Dataset items
--- begin ---
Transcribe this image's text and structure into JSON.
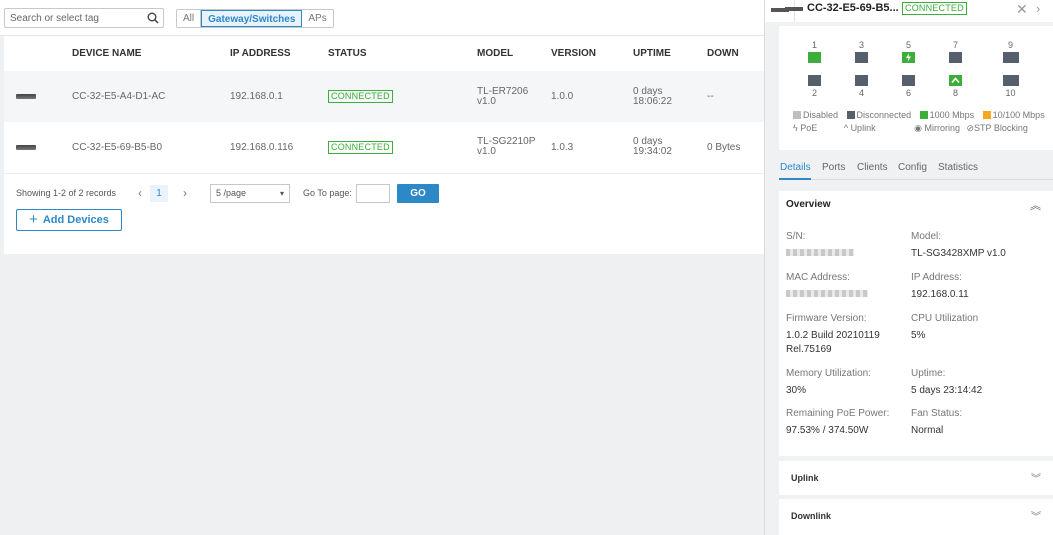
{
  "toolbar": {
    "search_placeholder": "Search or select tag",
    "filters": [
      "All",
      "Gateway/Switches",
      "APs"
    ],
    "active_filter": "Gateway/Switches"
  },
  "table": {
    "headers": [
      "DEVICE NAME",
      "IP ADDRESS",
      "STATUS",
      "MODEL",
      "VERSION",
      "UPTIME",
      "DOWN"
    ],
    "rows": [
      {
        "name": "CC-32-E5-A4-D1-AC",
        "ip": "192.168.0.1",
        "status": "CONNECTED",
        "model_1": "TL-ER7206",
        "model_2": "v1.0",
        "version": "1.0.0",
        "uptime_1": "0 days",
        "uptime_2": "18:06:22",
        "down": "--"
      },
      {
        "name": "CC-32-E5-69-B5-B0",
        "ip": "192.168.0.116",
        "status": "CONNECTED",
        "model_1": "TL-SG2210P",
        "model_2": "v1.0",
        "version": "1.0.3",
        "uptime_1": "0 days",
        "uptime_2": "19:34:02",
        "down": "0 Bytes"
      }
    ]
  },
  "pager": {
    "records": "Showing 1-2 of 2 records",
    "prev": "‹",
    "next": "›",
    "current_page": "1",
    "page_size": "5 /page",
    "goto_label": "Go To page:",
    "go_label": "GO"
  },
  "add_devices": {
    "label": "Add Devices"
  },
  "detail": {
    "title": "CC-32-E5-69-B5...",
    "status": "CONNECTED",
    "ports_top": [
      "1",
      "3",
      "5",
      "7",
      "9"
    ],
    "ports_bottom": [
      "2",
      "4",
      "6",
      "8",
      "10"
    ],
    "legend": {
      "disabled": "Disabled",
      "disconnected": "Disconnected",
      "speed_1000": "1000 Mbps",
      "speed_10_100": "10/100 Mbps",
      "poe": "PoE",
      "uplink": "Uplink",
      "mirroring": "Mirroring",
      "stp": "STP Blocking"
    },
    "tabs": [
      "Details",
      "Ports",
      "Clients",
      "Config",
      "Statistics"
    ],
    "active_tab": "Details",
    "overview": {
      "title": "Overview",
      "sn_label": "S/N:",
      "model_label": "Model:",
      "model": "TL-SG3428XMP v1.0",
      "mac_label": "MAC Address:",
      "ip_label": "IP Address:",
      "ip": "192.168.0.11",
      "fw_label": "Firmware Version:",
      "fw_1": "1.0.2 Build 20210119",
      "fw_2": "Rel.75169",
      "cpu_label": "CPU Utilization",
      "cpu": "5%",
      "mem_label": "Memory Utilization:",
      "mem": "30%",
      "uptime_label": "Uptime:",
      "uptime": "5 days 23:14:42",
      "poe_label": "Remaining PoE Power:",
      "poe": "97.53% / 374.50W",
      "fan_label": "Fan Status:",
      "fan": "Normal"
    },
    "uplink_title": "Uplink",
    "downlink_title": "Downlink"
  },
  "colors": {
    "accent": "#2d88c8",
    "connected": "#3cae3a",
    "disconnected": "#56606d",
    "disabled": "#bfbfbf",
    "speed_10_100": "#f5a623"
  }
}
--- end ---
Retype the entries word for word. Omit any images.

Result for this task:
Transcribe this image's text and structure into JSON.
{
  "toolbar": {
    "search_placeholder": "Search or select tag",
    "filters": [
      "All",
      "Gateway/Switches",
      "APs"
    ],
    "active_filter": "Gateway/Switches"
  },
  "table": {
    "headers": [
      "DEVICE NAME",
      "IP ADDRESS",
      "STATUS",
      "MODEL",
      "VERSION",
      "UPTIME",
      "DOWN"
    ],
    "rows": [
      {
        "name": "CC-32-E5-A4-D1-AC",
        "ip": "192.168.0.1",
        "status": "CONNECTED",
        "model_1": "TL-ER7206",
        "model_2": "v1.0",
        "version": "1.0.0",
        "uptime_1": "0 days",
        "uptime_2": "18:06:22",
        "down": "--"
      },
      {
        "name": "CC-32-E5-69-B5-B0",
        "ip": "192.168.0.116",
        "status": "CONNECTED",
        "model_1": "TL-SG2210P",
        "model_2": "v1.0",
        "version": "1.0.3",
        "uptime_1": "0 days",
        "uptime_2": "19:34:02",
        "down": "0 Bytes"
      }
    ]
  },
  "pager": {
    "records": "Showing 1-2 of 2 records",
    "prev": "‹",
    "next": "›",
    "current_page": "1",
    "page_size": "5 /page",
    "goto_label": "Go To page:",
    "go_label": "GO"
  },
  "add_devices": {
    "label": "Add Devices"
  },
  "detail": {
    "title": "CC-32-E5-69-B5...",
    "status": "CONNECTED",
    "ports_top": [
      "1",
      "3",
      "5",
      "7",
      "9"
    ],
    "ports_bottom": [
      "2",
      "4",
      "6",
      "8",
      "10"
    ],
    "legend": {
      "disabled": "Disabled",
      "disconnected": "Disconnected",
      "speed_1000": "1000 Mbps",
      "speed_10_100": "10/100 Mbps",
      "poe": "PoE",
      "uplink": "Uplink",
      "mirroring": "Mirroring",
      "stp": "STP Blocking"
    },
    "tabs": [
      "Details",
      "Ports",
      "Clients",
      "Config",
      "Statistics"
    ],
    "active_tab": "Details",
    "overview": {
      "title": "Overview",
      "sn_label": "S/N:",
      "model_label": "Model:",
      "model": "TL-SG3428XMP v1.0",
      "mac_label": "MAC Address:",
      "ip_label": "IP Address:",
      "ip": "192.168.0.11",
      "fw_label": "Firmware Version:",
      "fw_1": "1.0.2 Build 20210119",
      "fw_2": "Rel.75169",
      "cpu_label": "CPU Utilization",
      "cpu": "5%",
      "mem_label": "Memory Utilization:",
      "mem": "30%",
      "uptime_label": "Uptime:",
      "uptime": "5 days 23:14:42",
      "poe_label": "Remaining PoE Power:",
      "poe": "97.53% / 374.50W",
      "fan_label": "Fan Status:",
      "fan": "Normal"
    },
    "uplink_title": "Uplink",
    "downlink_title": "Downlink"
  },
  "colors": {
    "accent": "#2d88c8",
    "connected": "#3cae3a",
    "disconnected": "#56606d",
    "disabled": "#bfbfbf",
    "speed_10_100": "#f5a623"
  }
}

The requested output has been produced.